▶ [PROMPT]
Copy out every record below, word for word.

▶ [THE INPUT]
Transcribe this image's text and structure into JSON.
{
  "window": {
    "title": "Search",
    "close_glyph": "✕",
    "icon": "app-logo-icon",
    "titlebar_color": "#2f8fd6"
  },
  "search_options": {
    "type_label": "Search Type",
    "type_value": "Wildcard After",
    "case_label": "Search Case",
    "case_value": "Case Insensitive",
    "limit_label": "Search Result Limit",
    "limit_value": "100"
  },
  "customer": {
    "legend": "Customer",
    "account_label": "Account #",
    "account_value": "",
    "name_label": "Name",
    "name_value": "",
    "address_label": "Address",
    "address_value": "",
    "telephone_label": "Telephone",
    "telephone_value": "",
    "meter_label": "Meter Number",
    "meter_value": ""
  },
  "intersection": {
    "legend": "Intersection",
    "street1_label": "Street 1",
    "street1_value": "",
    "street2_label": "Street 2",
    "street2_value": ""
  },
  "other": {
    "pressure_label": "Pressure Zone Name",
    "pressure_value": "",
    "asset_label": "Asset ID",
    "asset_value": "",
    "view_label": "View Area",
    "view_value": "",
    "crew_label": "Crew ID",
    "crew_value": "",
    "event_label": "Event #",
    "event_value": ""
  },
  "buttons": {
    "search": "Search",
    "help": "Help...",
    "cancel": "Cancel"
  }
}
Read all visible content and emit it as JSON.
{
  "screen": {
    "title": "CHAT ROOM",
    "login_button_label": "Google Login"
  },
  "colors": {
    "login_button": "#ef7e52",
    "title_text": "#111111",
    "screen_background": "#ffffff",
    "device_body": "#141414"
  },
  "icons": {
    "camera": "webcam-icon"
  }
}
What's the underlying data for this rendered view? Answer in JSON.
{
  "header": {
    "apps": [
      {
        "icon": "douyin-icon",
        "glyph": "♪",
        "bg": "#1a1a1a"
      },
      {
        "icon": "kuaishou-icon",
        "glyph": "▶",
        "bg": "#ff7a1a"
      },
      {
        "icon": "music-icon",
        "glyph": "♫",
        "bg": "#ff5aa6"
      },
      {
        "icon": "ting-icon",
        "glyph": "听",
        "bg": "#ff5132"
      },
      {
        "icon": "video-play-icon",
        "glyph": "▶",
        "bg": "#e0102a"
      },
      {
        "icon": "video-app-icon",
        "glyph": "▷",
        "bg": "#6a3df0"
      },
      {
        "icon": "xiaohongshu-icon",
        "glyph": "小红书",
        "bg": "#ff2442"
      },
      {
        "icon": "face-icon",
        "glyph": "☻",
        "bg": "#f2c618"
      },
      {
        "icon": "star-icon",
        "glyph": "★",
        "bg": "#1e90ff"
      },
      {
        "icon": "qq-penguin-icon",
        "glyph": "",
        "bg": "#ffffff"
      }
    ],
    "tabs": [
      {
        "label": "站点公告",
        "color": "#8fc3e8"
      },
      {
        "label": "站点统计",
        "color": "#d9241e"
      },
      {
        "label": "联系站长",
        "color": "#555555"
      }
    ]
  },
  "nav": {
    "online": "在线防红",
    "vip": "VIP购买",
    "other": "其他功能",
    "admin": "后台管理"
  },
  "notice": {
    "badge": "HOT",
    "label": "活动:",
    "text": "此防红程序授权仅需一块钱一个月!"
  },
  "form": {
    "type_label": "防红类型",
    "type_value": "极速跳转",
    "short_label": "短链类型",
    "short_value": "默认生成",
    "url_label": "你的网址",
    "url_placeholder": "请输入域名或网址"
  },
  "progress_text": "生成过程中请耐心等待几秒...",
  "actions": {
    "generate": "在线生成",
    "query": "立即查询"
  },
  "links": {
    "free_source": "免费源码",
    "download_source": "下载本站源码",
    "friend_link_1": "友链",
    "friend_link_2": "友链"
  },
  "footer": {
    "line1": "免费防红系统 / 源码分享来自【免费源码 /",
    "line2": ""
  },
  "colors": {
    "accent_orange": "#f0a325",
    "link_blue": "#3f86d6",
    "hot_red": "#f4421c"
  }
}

▶ [ANSWER TO THIS EXERCISE]
Transcribe this image's text and structure into JSON.
{
  "window": {
    "title": "Search",
    "close_glyph": "✕",
    "icon": "app-logo-icon",
    "titlebar_color": "#2f8fd6"
  },
  "search_options": {
    "type_label": "Search Type",
    "type_value": "Wildcard After",
    "case_label": "Search Case",
    "case_value": "Case Insensitive",
    "limit_label": "Search Result Limit",
    "limit_value": "100"
  },
  "customer": {
    "legend": "Customer",
    "account_label": "Account #",
    "account_value": "",
    "name_label": "Name",
    "name_value": "",
    "address_label": "Address",
    "address_value": "",
    "telephone_label": "Telephone",
    "telephone_value": "",
    "meter_label": "Meter Number",
    "meter_value": ""
  },
  "intersection": {
    "legend": "Intersection",
    "street1_label": "Street 1",
    "street1_value": "",
    "street2_label": "Street 2",
    "street2_value": ""
  },
  "other": {
    "pressure_label": "Pressure Zone Name",
    "pressure_value": "",
    "asset_label": "Asset ID",
    "asset_value": "",
    "view_label": "View Area",
    "view_value": "",
    "crew_label": "Crew ID",
    "crew_value": "",
    "event_label": "Event #",
    "event_value": ""
  },
  "buttons": {
    "search": "Search",
    "help": "Help...",
    "cancel": "Cancel"
  }
}
Read all visible content and emit it as JSON.
{
  "screen": {
    "title": "CHAT ROOM",
    "login_button_label": "Google Login"
  },
  "colors": {
    "login_button": "#ef7e52",
    "title_text": "#111111",
    "screen_background": "#ffffff",
    "device_body": "#141414"
  },
  "icons": {
    "camera": "webcam-icon"
  }
}
What's the underlying data for this rendered view? Answer in JSON.
{
  "header": {
    "apps": [
      {
        "icon": "douyin-icon",
        "glyph": "♪",
        "bg": "#1a1a1a"
      },
      {
        "icon": "kuaishou-icon",
        "glyph": "▶",
        "bg": "#ff7a1a"
      },
      {
        "icon": "music-icon",
        "glyph": "♫",
        "bg": "#ff5aa6"
      },
      {
        "icon": "ting-icon",
        "glyph": "听",
        "bg": "#ff5132"
      },
      {
        "icon": "video-play-icon",
        "glyph": "▶",
        "bg": "#e0102a"
      },
      {
        "icon": "video-app-icon",
        "glyph": "▷",
        "bg": "#6a3df0"
      },
      {
        "icon": "xiaohongshu-icon",
        "glyph": "小红书",
        "bg": "#ff2442"
      },
      {
        "icon": "face-icon",
        "glyph": "☻",
        "bg": "#f2c618"
      },
      {
        "icon": "star-icon",
        "glyph": "★",
        "bg": "#1e90ff"
      },
      {
        "icon": "qq-penguin-icon",
        "glyph": "",
        "bg": "#ffffff"
      }
    ],
    "tabs": [
      {
        "label": "站点公告",
        "color": "#8fc3e8"
      },
      {
        "label": "站点统计",
        "color": "#d9241e"
      },
      {
        "label": "联系站长",
        "color": "#555555"
      }
    ]
  },
  "nav": {
    "online": "在线防红",
    "vip": "VIP购买",
    "other": "其他功能",
    "admin": "后台管理"
  },
  "notice": {
    "badge": "HOT",
    "label": "活动:",
    "text": "此防红程序授权仅需一块钱一个月!"
  },
  "form": {
    "type_label": "防红类型",
    "type_value": "极速跳转",
    "short_label": "短链类型",
    "short_value": "默认生成",
    "url_label": "你的网址",
    "url_placeholder": "请输入域名或网址"
  },
  "progress_text": "生成过程中请耐心等待几秒...",
  "actions": {
    "generate": "在线生成",
    "query": "立即查询"
  },
  "links": {
    "free_source": "免费源码",
    "download_source": "下载本站源码",
    "friend_link_1": "友链",
    "friend_link_2": "友链"
  },
  "footer": {
    "line1": "免费防红系统 / 源码分享来自【免费源码 /",
    "line2": ""
  },
  "colors": {
    "accent_orange": "#f0a325",
    "link_blue": "#3f86d6",
    "hot_red": "#f4421c"
  }
}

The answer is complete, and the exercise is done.